What is expected - Which lines hold the word "Fertilization"? Show each of them.

═══ Records for the exercise

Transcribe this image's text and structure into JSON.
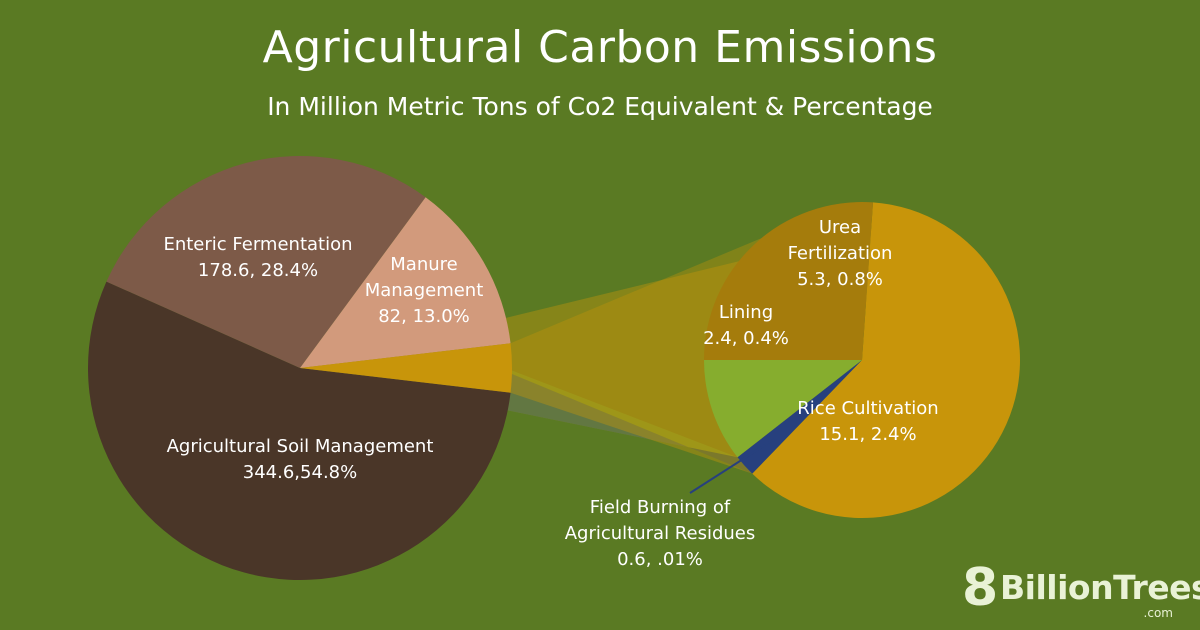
{
  "title": "Agricultural Carbon Emissions",
  "subtitle": "In Million Metric Tons of Co2 Equivalent & Percentage",
  "logo": {
    "number": "8",
    "brand": "BillionTrees",
    "tld": ".com"
  },
  "colors": {
    "background": "#5a7a23",
    "soil": "#4a3628",
    "enteric": "#7d5a48",
    "manure": "#d29a7c",
    "other_group": "#c8950a",
    "urea": "#a57c0c",
    "liming": "#86ad2e",
    "field_burning": "#27407e",
    "rice": "#c8950a",
    "connector": "#7e7f1a",
    "text": "#ffffff"
  },
  "chart_data": [
    {
      "type": "pie",
      "name": "main",
      "slices": [
        {
          "name": "Agricultural Soil Management",
          "value": 344.6,
          "percent": 54.8,
          "label_lines": [
            "Agricultural Soil Management",
            "344.6,54.8%"
          ],
          "color": "#4a3628"
        },
        {
          "name": "Enteric Fermentation",
          "value": 178.6,
          "percent": 28.4,
          "label_lines": [
            "Enteric Fermentation",
            "178.6, 28.4%"
          ],
          "color": "#7d5a48"
        },
        {
          "name": "Manure Management",
          "value": 82,
          "percent": 13.0,
          "label_lines": [
            "Manure",
            "Management",
            "82, 13.0%"
          ],
          "color": "#d29a7c"
        },
        {
          "name": "Other",
          "value": 23.4,
          "percent": 3.8,
          "label_lines": [],
          "color": "#c8950a"
        }
      ]
    },
    {
      "type": "pie",
      "name": "breakdown",
      "slices": [
        {
          "name": "Rice Cultivation",
          "value": 15.1,
          "percent": 2.4,
          "label_lines": [
            "Rice Cultivation",
            "15.1, 2.4%"
          ],
          "color": "#c8950a"
        },
        {
          "name": "Field Burning of Agricultural Residues",
          "value": 0.6,
          "percent": 0.01,
          "label_lines": [
            "Field Burning of",
            "Agricultural Residues",
            "0.6, .01%"
          ],
          "color": "#27407e"
        },
        {
          "name": "Liming",
          "value": 2.4,
          "percent": 0.4,
          "label_lines": [
            "Lining",
            "2.4, 0.4%"
          ],
          "color": "#86ad2e"
        },
        {
          "name": "Urea Fertilization",
          "value": 5.3,
          "percent": 0.8,
          "label_lines": [
            "Urea",
            "Fertilization",
            "5.3, 0.8%"
          ],
          "color": "#a57c0c"
        }
      ]
    }
  ]
}
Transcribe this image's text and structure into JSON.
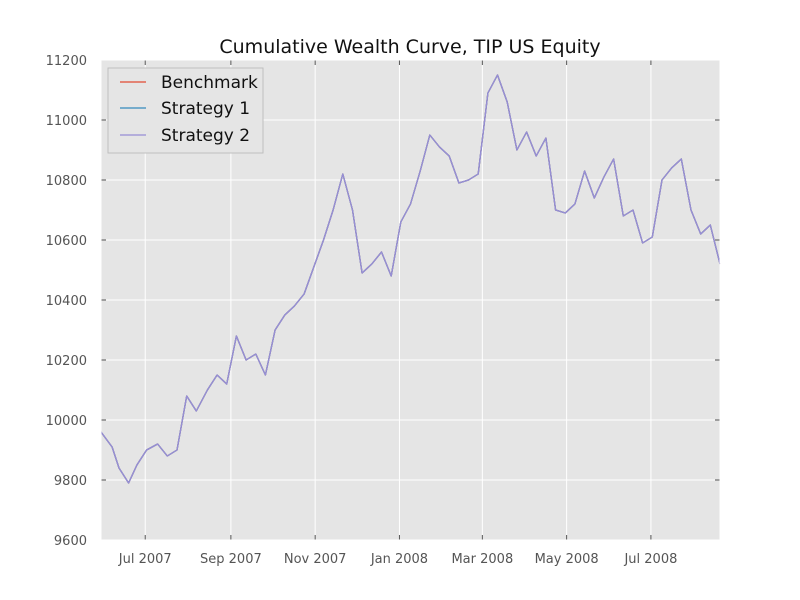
{
  "chart_data": {
    "type": "line",
    "title": "Cumulative Wealth Curve, TIP US Equity",
    "xlabel": "",
    "ylabel": "",
    "ylim": [
      9600,
      11200
    ],
    "xlim": [
      "2007-05-30",
      "2008-08-20"
    ],
    "y_ticks": [
      9600,
      9800,
      10000,
      10200,
      10400,
      10600,
      10800,
      11000,
      11200
    ],
    "x_ticks": [
      {
        "date": "2007-07-01",
        "label": "Jul 2007"
      },
      {
        "date": "2007-09-01",
        "label": "Sep 2007"
      },
      {
        "date": "2007-11-01",
        "label": "Nov 2007"
      },
      {
        "date": "2008-01-01",
        "label": "Jan 2008"
      },
      {
        "date": "2008-03-01",
        "label": "Mar 2008"
      },
      {
        "date": "2008-05-01",
        "label": "May 2008"
      },
      {
        "date": "2008-07-01",
        "label": "Jul 2008"
      }
    ],
    "grid": true,
    "legend_position": "top-left",
    "background": "#e5e5e5",
    "series": [
      {
        "name": "Benchmark",
        "color": "#e24a33",
        "x": [
          "2007-05-30",
          "2007-06-07",
          "2007-06-12",
          "2007-06-19",
          "2007-06-25",
          "2007-07-02",
          "2007-07-10",
          "2007-07-17",
          "2007-07-24",
          "2007-07-31",
          "2007-08-07",
          "2007-08-15",
          "2007-08-22",
          "2007-08-29",
          "2007-09-05",
          "2007-09-12",
          "2007-09-19",
          "2007-09-26",
          "2007-10-03",
          "2007-10-10",
          "2007-10-17",
          "2007-10-24",
          "2007-10-31",
          "2007-11-07",
          "2007-11-14",
          "2007-11-21",
          "2007-11-28",
          "2007-12-05",
          "2007-12-12",
          "2007-12-19",
          "2007-12-26",
          "2008-01-02",
          "2008-01-09",
          "2008-01-16",
          "2008-01-23",
          "2008-01-30",
          "2008-02-06",
          "2008-02-13",
          "2008-02-20",
          "2008-02-27",
          "2008-03-05",
          "2008-03-12",
          "2008-03-19",
          "2008-03-26",
          "2008-04-02",
          "2008-04-09",
          "2008-04-16",
          "2008-04-23",
          "2008-04-30",
          "2008-05-07",
          "2008-05-14",
          "2008-05-21",
          "2008-05-28",
          "2008-06-04",
          "2008-06-11",
          "2008-06-18",
          "2008-06-25",
          "2008-07-02",
          "2008-07-09",
          "2008-07-16",
          "2008-07-23",
          "2008-07-30",
          "2008-08-06",
          "2008-08-13",
          "2008-08-20"
        ],
        "y": [
          9960,
          9910,
          9840,
          9790,
          9850,
          9900,
          9920,
          9880,
          9900,
          10080,
          10030,
          10100,
          10150,
          10120,
          10280,
          10200,
          10220,
          10150,
          10300,
          10350,
          10380,
          10420,
          10510,
          10600,
          10700,
          10820,
          10700,
          10490,
          10520,
          10560,
          10480,
          10660,
          10720,
          10830,
          10950,
          10910,
          10880,
          10790,
          10800,
          10820,
          11090,
          11150,
          11060,
          10900,
          10960,
          10880,
          10940,
          10700,
          10690,
          10720,
          10830,
          10740,
          10810,
          10870,
          10680,
          10700,
          10590,
          10610,
          10800,
          10840,
          10870,
          10700,
          10620,
          10650,
          10520
        ]
      },
      {
        "name": "Strategy 1",
        "color": "#348abd",
        "x": [
          "2007-05-30",
          "2007-06-07",
          "2007-06-12",
          "2007-06-19",
          "2007-06-25",
          "2007-07-02",
          "2007-07-10",
          "2007-07-17",
          "2007-07-24",
          "2007-07-31",
          "2007-08-07",
          "2007-08-15",
          "2007-08-22",
          "2007-08-29",
          "2007-09-05",
          "2007-09-12",
          "2007-09-19",
          "2007-09-26",
          "2007-10-03",
          "2007-10-10",
          "2007-10-17",
          "2007-10-24",
          "2007-10-31",
          "2007-11-07",
          "2007-11-14",
          "2007-11-21",
          "2007-11-28",
          "2007-12-05",
          "2007-12-12",
          "2007-12-19",
          "2007-12-26",
          "2008-01-02",
          "2008-01-09",
          "2008-01-16",
          "2008-01-23",
          "2008-01-30",
          "2008-02-06",
          "2008-02-13",
          "2008-02-20",
          "2008-02-27",
          "2008-03-05",
          "2008-03-12",
          "2008-03-19",
          "2008-03-26",
          "2008-04-02",
          "2008-04-09",
          "2008-04-16",
          "2008-04-23",
          "2008-04-30",
          "2008-05-07",
          "2008-05-14",
          "2008-05-21",
          "2008-05-28",
          "2008-06-04",
          "2008-06-11",
          "2008-06-18",
          "2008-06-25",
          "2008-07-02",
          "2008-07-09",
          "2008-07-16",
          "2008-07-23",
          "2008-07-30",
          "2008-08-06",
          "2008-08-13",
          "2008-08-20"
        ],
        "y": [
          9960,
          9910,
          9840,
          9790,
          9850,
          9900,
          9920,
          9880,
          9900,
          10080,
          10030,
          10100,
          10150,
          10120,
          10280,
          10200,
          10220,
          10150,
          10300,
          10350,
          10380,
          10420,
          10510,
          10600,
          10700,
          10820,
          10700,
          10490,
          10520,
          10560,
          10480,
          10660,
          10720,
          10830,
          10950,
          10910,
          10880,
          10790,
          10800,
          10820,
          11090,
          11150,
          11060,
          10900,
          10960,
          10880,
          10940,
          10700,
          10690,
          10720,
          10830,
          10740,
          10810,
          10870,
          10680,
          10700,
          10590,
          10610,
          10800,
          10840,
          10870,
          10700,
          10620,
          10650,
          10520
        ]
      },
      {
        "name": "Strategy 2",
        "color": "#988ed5",
        "x": [
          "2007-05-30",
          "2007-06-07",
          "2007-06-12",
          "2007-06-19",
          "2007-06-25",
          "2007-07-02",
          "2007-07-10",
          "2007-07-17",
          "2007-07-24",
          "2007-07-31",
          "2007-08-07",
          "2007-08-15",
          "2007-08-22",
          "2007-08-29",
          "2007-09-05",
          "2007-09-12",
          "2007-09-19",
          "2007-09-26",
          "2007-10-03",
          "2007-10-10",
          "2007-10-17",
          "2007-10-24",
          "2007-10-31",
          "2007-11-07",
          "2007-11-14",
          "2007-11-21",
          "2007-11-28",
          "2007-12-05",
          "2007-12-12",
          "2007-12-19",
          "2007-12-26",
          "2008-01-02",
          "2008-01-09",
          "2008-01-16",
          "2008-01-23",
          "2008-01-30",
          "2008-02-06",
          "2008-02-13",
          "2008-02-20",
          "2008-02-27",
          "2008-03-05",
          "2008-03-12",
          "2008-03-19",
          "2008-03-26",
          "2008-04-02",
          "2008-04-09",
          "2008-04-16",
          "2008-04-23",
          "2008-04-30",
          "2008-05-07",
          "2008-05-14",
          "2008-05-21",
          "2008-05-28",
          "2008-06-04",
          "2008-06-11",
          "2008-06-18",
          "2008-06-25",
          "2008-07-02",
          "2008-07-09",
          "2008-07-16",
          "2008-07-23",
          "2008-07-30",
          "2008-08-06",
          "2008-08-13",
          "2008-08-20"
        ],
        "y": [
          9960,
          9910,
          9840,
          9790,
          9850,
          9900,
          9920,
          9880,
          9900,
          10080,
          10030,
          10100,
          10150,
          10120,
          10280,
          10200,
          10220,
          10150,
          10300,
          10350,
          10380,
          10420,
          10510,
          10600,
          10700,
          10820,
          10700,
          10490,
          10520,
          10560,
          10480,
          10660,
          10720,
          10830,
          10950,
          10910,
          10880,
          10790,
          10800,
          10820,
          11090,
          11150,
          11060,
          10900,
          10960,
          10880,
          10940,
          10700,
          10690,
          10720,
          10830,
          10740,
          10810,
          10870,
          10680,
          10700,
          10590,
          10610,
          10800,
          10840,
          10870,
          10700,
          10620,
          10650,
          10520
        ]
      }
    ]
  }
}
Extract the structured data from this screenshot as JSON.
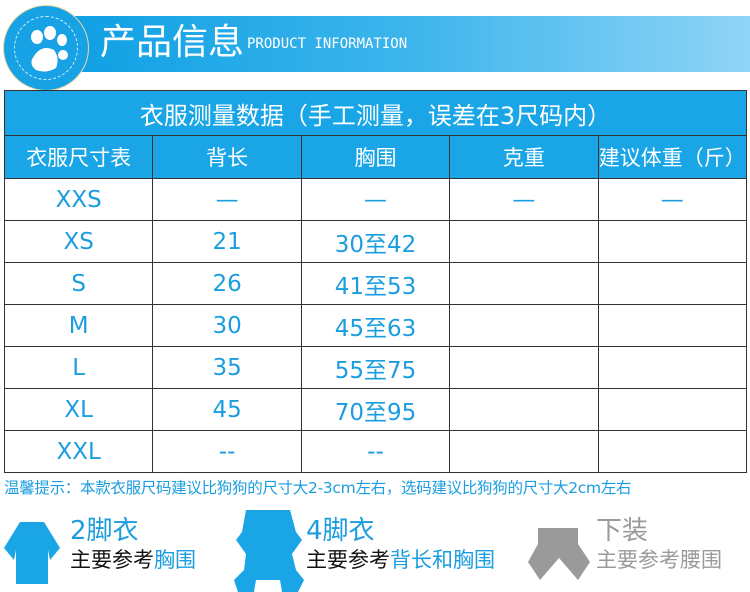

══════

Full answer -
          "name": "Urea Fertilization",
            "Fertilization",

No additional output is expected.